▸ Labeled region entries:
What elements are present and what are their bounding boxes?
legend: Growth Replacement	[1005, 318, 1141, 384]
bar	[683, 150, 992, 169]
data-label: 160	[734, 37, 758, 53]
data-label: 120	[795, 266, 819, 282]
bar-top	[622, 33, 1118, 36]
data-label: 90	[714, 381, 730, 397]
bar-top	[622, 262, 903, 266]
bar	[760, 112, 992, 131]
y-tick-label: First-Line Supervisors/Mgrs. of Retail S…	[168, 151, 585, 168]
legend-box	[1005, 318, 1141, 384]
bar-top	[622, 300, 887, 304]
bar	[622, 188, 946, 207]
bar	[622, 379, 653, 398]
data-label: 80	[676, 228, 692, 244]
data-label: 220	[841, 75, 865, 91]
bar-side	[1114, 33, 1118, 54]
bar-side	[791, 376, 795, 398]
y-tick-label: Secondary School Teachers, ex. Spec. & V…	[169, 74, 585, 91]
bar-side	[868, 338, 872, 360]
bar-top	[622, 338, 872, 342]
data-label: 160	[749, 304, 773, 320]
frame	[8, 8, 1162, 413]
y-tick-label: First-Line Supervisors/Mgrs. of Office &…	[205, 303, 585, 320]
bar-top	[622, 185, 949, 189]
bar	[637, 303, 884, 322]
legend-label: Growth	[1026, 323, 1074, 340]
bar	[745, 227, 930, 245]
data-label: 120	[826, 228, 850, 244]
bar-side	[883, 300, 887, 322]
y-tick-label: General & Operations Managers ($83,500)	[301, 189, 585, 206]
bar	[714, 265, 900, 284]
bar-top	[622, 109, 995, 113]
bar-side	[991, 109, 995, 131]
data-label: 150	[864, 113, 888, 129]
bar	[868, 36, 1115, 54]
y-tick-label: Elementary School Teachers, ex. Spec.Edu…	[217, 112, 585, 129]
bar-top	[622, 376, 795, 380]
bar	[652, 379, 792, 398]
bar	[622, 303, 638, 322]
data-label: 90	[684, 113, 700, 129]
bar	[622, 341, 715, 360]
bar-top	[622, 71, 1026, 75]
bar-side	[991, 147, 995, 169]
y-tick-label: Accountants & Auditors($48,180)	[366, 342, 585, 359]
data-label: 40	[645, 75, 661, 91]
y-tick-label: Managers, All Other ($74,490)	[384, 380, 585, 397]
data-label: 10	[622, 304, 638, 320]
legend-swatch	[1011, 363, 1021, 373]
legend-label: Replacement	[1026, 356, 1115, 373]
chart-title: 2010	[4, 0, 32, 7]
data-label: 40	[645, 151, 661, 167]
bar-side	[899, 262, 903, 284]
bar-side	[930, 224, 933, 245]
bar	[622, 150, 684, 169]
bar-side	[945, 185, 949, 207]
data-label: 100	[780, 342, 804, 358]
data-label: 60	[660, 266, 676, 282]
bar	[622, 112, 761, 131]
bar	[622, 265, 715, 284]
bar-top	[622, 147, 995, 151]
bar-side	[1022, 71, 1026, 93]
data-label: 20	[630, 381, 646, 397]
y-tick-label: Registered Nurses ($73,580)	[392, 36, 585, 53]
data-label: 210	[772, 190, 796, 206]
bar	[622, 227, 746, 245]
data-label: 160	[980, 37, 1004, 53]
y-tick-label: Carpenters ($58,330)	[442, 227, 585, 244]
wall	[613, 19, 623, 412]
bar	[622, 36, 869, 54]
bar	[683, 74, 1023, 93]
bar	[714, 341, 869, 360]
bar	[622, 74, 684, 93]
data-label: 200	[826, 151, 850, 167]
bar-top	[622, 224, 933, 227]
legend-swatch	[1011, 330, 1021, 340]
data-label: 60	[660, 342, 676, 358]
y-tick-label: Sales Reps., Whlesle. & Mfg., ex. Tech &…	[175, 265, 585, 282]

▸ Instructions for the task: Extract all of the lines above and reproduce each one word for word, with nothing changed.

▸ In response:
What elements are present and what are their bounding boxes?
legend: Growth Replacement	[1005, 318, 1141, 384]
bar	[683, 150, 992, 169]
data-label: 160	[734, 37, 758, 53]
data-label: 120	[795, 266, 819, 282]
bar-top	[622, 33, 1118, 36]
data-label: 90	[714, 381, 730, 397]
bar-top	[622, 262, 903, 266]
bar	[760, 112, 992, 131]
y-tick-label: First-Line Supervisors/Mgrs. of Retail S…	[168, 151, 585, 168]
legend-box	[1005, 318, 1141, 384]
bar-top	[622, 300, 887, 304]
bar	[622, 188, 946, 207]
bar	[622, 379, 653, 398]
data-label: 80	[676, 228, 692, 244]
data-label: 220	[841, 75, 865, 91]
bar-side	[1114, 33, 1118, 54]
bar-side	[791, 376, 795, 398]
y-tick-label: Secondary School Teachers, ex. Spec. & V…	[169, 74, 585, 91]
bar-side	[868, 338, 872, 360]
bar-top	[622, 338, 872, 342]
data-label: 160	[749, 304, 773, 320]
frame	[8, 8, 1162, 413]
y-tick-label: First-Line Supervisors/Mgrs. of Office &…	[205, 303, 585, 320]
bar-top	[622, 185, 949, 189]
bar	[637, 303, 884, 322]
legend-label: Growth	[1026, 323, 1074, 340]
bar	[745, 227, 930, 245]
data-label: 120	[826, 228, 850, 244]
bar-side	[883, 300, 887, 322]
y-tick-label: General & Operations Managers ($83,500)	[301, 189, 585, 206]
bar	[714, 265, 900, 284]
bar-top	[622, 109, 995, 113]
bar-side	[991, 109, 995, 131]
data-label: 150	[864, 113, 888, 129]
bar	[868, 36, 1115, 54]
y-tick-label: Elementary School Teachers, ex. Spec.Edu…	[217, 112, 585, 129]
bar-top	[622, 376, 795, 380]
bar	[652, 379, 792, 398]
bar	[622, 303, 638, 322]
data-label: 90	[684, 113, 700, 129]
bar	[622, 341, 715, 360]
bar-top	[622, 71, 1026, 75]
bar-side	[991, 147, 995, 169]
y-tick-label: Accountants & Auditors($48,180)	[366, 342, 585, 359]
data-label: 40	[645, 75, 661, 91]
y-tick-label: Managers, All Other ($74,490)	[384, 380, 585, 397]
data-label: 10	[622, 304, 638, 320]
legend-swatch	[1011, 363, 1021, 373]
legend-label: Replacement	[1026, 356, 1115, 373]
chart-title: 2010	[4, 0, 32, 7]
data-label: 40	[645, 151, 661, 167]
bar-side	[899, 262, 903, 284]
bar-side	[930, 224, 933, 245]
bar	[622, 150, 684, 169]
bar-side	[945, 185, 949, 207]
data-label: 100	[780, 342, 804, 358]
data-label: 60	[660, 266, 676, 282]
bar	[622, 112, 761, 131]
bar	[622, 265, 715, 284]
bar-top	[622, 147, 995, 151]
bar-side	[1022, 71, 1026, 93]
data-label: 20	[630, 381, 646, 397]
y-tick-label: Registered Nurses ($73,580)	[392, 36, 585, 53]
data-label: 210	[772, 190, 796, 206]
bar	[622, 227, 746, 245]
data-label: 160	[980, 37, 1004, 53]
y-tick-label: Carpenters ($58,330)	[442, 227, 585, 244]
wall	[613, 19, 623, 412]
bar	[622, 36, 869, 54]
bar	[683, 74, 1023, 93]
bar	[714, 341, 869, 360]
bar	[622, 74, 684, 93]
data-label: 200	[826, 151, 850, 167]
bar-top	[622, 224, 933, 227]
legend-swatch	[1011, 330, 1021, 340]
data-label: 60	[660, 342, 676, 358]
y-tick-label: Sales Reps., Whlesle. & Mfg., ex. Tech &…	[175, 265, 585, 282]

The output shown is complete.